[Stored items from a collection]
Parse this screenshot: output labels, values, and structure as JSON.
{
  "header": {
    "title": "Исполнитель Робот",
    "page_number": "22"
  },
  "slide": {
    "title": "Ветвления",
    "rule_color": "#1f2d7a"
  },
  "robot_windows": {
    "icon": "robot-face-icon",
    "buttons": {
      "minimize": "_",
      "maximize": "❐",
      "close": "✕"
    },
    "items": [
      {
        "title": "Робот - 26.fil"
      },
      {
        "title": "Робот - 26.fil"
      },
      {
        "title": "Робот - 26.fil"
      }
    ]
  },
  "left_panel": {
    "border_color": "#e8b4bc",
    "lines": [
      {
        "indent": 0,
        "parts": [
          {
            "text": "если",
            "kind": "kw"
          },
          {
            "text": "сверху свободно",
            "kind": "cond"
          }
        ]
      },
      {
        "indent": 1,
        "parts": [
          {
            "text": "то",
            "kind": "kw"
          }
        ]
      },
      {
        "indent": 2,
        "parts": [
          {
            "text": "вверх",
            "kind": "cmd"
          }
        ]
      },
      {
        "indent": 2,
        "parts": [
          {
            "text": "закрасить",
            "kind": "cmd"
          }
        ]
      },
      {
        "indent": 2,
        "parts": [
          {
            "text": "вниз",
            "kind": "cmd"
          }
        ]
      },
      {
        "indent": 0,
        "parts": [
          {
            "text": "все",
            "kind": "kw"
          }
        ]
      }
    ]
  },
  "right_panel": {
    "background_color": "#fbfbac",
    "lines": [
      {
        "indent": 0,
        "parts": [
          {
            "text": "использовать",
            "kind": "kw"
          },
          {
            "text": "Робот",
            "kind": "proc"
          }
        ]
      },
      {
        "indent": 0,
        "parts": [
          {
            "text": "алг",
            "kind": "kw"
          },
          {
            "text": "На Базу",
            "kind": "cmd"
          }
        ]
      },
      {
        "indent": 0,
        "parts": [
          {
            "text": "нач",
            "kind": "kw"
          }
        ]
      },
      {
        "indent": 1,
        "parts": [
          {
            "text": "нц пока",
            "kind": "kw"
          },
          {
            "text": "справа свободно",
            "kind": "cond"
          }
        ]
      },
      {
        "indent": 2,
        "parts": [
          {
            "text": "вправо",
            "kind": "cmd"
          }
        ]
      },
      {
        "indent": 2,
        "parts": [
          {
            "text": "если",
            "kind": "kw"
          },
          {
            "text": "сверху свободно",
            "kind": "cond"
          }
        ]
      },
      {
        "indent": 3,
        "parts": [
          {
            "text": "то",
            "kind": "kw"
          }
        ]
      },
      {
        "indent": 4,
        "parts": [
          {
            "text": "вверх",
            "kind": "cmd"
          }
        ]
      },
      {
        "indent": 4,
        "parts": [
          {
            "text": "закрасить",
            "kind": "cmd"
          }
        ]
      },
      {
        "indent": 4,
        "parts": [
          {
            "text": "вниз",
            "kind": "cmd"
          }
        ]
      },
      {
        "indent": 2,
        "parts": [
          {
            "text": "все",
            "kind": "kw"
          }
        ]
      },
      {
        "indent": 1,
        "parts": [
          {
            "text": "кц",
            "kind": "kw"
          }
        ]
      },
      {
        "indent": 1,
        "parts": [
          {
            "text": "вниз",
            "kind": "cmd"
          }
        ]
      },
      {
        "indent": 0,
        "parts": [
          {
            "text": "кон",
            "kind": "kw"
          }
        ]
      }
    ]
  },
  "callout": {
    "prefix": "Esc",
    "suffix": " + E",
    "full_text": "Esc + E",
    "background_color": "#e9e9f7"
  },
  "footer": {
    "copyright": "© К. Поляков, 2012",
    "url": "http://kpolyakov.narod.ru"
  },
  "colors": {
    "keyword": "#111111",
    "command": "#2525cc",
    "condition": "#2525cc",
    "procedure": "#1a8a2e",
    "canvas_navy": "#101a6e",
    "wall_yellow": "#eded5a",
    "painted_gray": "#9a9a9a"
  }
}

▶ [Description of the task]:
Set down every line of the listing above again, exactly as given.

▶ [Output below]:
Parse this screenshot: output labels, values, and structure as JSON.
{
  "header": {
    "title": "Исполнитель Робот",
    "page_number": "22"
  },
  "slide": {
    "title": "Ветвления",
    "rule_color": "#1f2d7a"
  },
  "robot_windows": {
    "icon": "robot-face-icon",
    "buttons": {
      "minimize": "_",
      "maximize": "❐",
      "close": "✕"
    },
    "items": [
      {
        "title": "Робот - 26.fil"
      },
      {
        "title": "Робот - 26.fil"
      },
      {
        "title": "Робот - 26.fil"
      }
    ]
  },
  "left_panel": {
    "border_color": "#e8b4bc",
    "lines": [
      {
        "indent": 0,
        "parts": [
          {
            "text": "если",
            "kind": "kw"
          },
          {
            "text": "сверху свободно",
            "kind": "cond"
          }
        ]
      },
      {
        "indent": 1,
        "parts": [
          {
            "text": "то",
            "kind": "kw"
          }
        ]
      },
      {
        "indent": 2,
        "parts": [
          {
            "text": "вверх",
            "kind": "cmd"
          }
        ]
      },
      {
        "indent": 2,
        "parts": [
          {
            "text": "закрасить",
            "kind": "cmd"
          }
        ]
      },
      {
        "indent": 2,
        "parts": [
          {
            "text": "вниз",
            "kind": "cmd"
          }
        ]
      },
      {
        "indent": 0,
        "parts": [
          {
            "text": "все",
            "kind": "kw"
          }
        ]
      }
    ]
  },
  "right_panel": {
    "background_color": "#fbfbac",
    "lines": [
      {
        "indent": 0,
        "parts": [
          {
            "text": "использовать",
            "kind": "kw"
          },
          {
            "text": "Робот",
            "kind": "proc"
          }
        ]
      },
      {
        "indent": 0,
        "parts": [
          {
            "text": "алг",
            "kind": "kw"
          },
          {
            "text": "На Базу",
            "kind": "cmd"
          }
        ]
      },
      {
        "indent": 0,
        "parts": [
          {
            "text": "нач",
            "kind": "kw"
          }
        ]
      },
      {
        "indent": 1,
        "parts": [
          {
            "text": "нц пока",
            "kind": "kw"
          },
          {
            "text": "справа свободно",
            "kind": "cond"
          }
        ]
      },
      {
        "indent": 2,
        "parts": [
          {
            "text": "вправо",
            "kind": "cmd"
          }
        ]
      },
      {
        "indent": 2,
        "parts": [
          {
            "text": "если",
            "kind": "kw"
          },
          {
            "text": "сверху свободно",
            "kind": "cond"
          }
        ]
      },
      {
        "indent": 3,
        "parts": [
          {
            "text": "то",
            "kind": "kw"
          }
        ]
      },
      {
        "indent": 4,
        "parts": [
          {
            "text": "вверх",
            "kind": "cmd"
          }
        ]
      },
      {
        "indent": 4,
        "parts": [
          {
            "text": "закрасить",
            "kind": "cmd"
          }
        ]
      },
      {
        "indent": 4,
        "parts": [
          {
            "text": "вниз",
            "kind": "cmd"
          }
        ]
      },
      {
        "indent": 2,
        "parts": [
          {
            "text": "все",
            "kind": "kw"
          }
        ]
      },
      {
        "indent": 1,
        "parts": [
          {
            "text": "кц",
            "kind": "kw"
          }
        ]
      },
      {
        "indent": 1,
        "parts": [
          {
            "text": "вниз",
            "kind": "cmd"
          }
        ]
      },
      {
        "indent": 0,
        "parts": [
          {
            "text": "кон",
            "kind": "kw"
          }
        ]
      }
    ]
  },
  "callout": {
    "prefix": "Esc",
    "suffix": " + E",
    "full_text": "Esc + E",
    "background_color": "#e9e9f7"
  },
  "footer": {
    "copyright": "© К. Поляков, 2012",
    "url": "http://kpolyakov.narod.ru"
  },
  "colors": {
    "keyword": "#111111",
    "command": "#2525cc",
    "condition": "#2525cc",
    "procedure": "#1a8a2e",
    "canvas_navy": "#101a6e",
    "wall_yellow": "#eded5a",
    "painted_gray": "#9a9a9a"
  }
}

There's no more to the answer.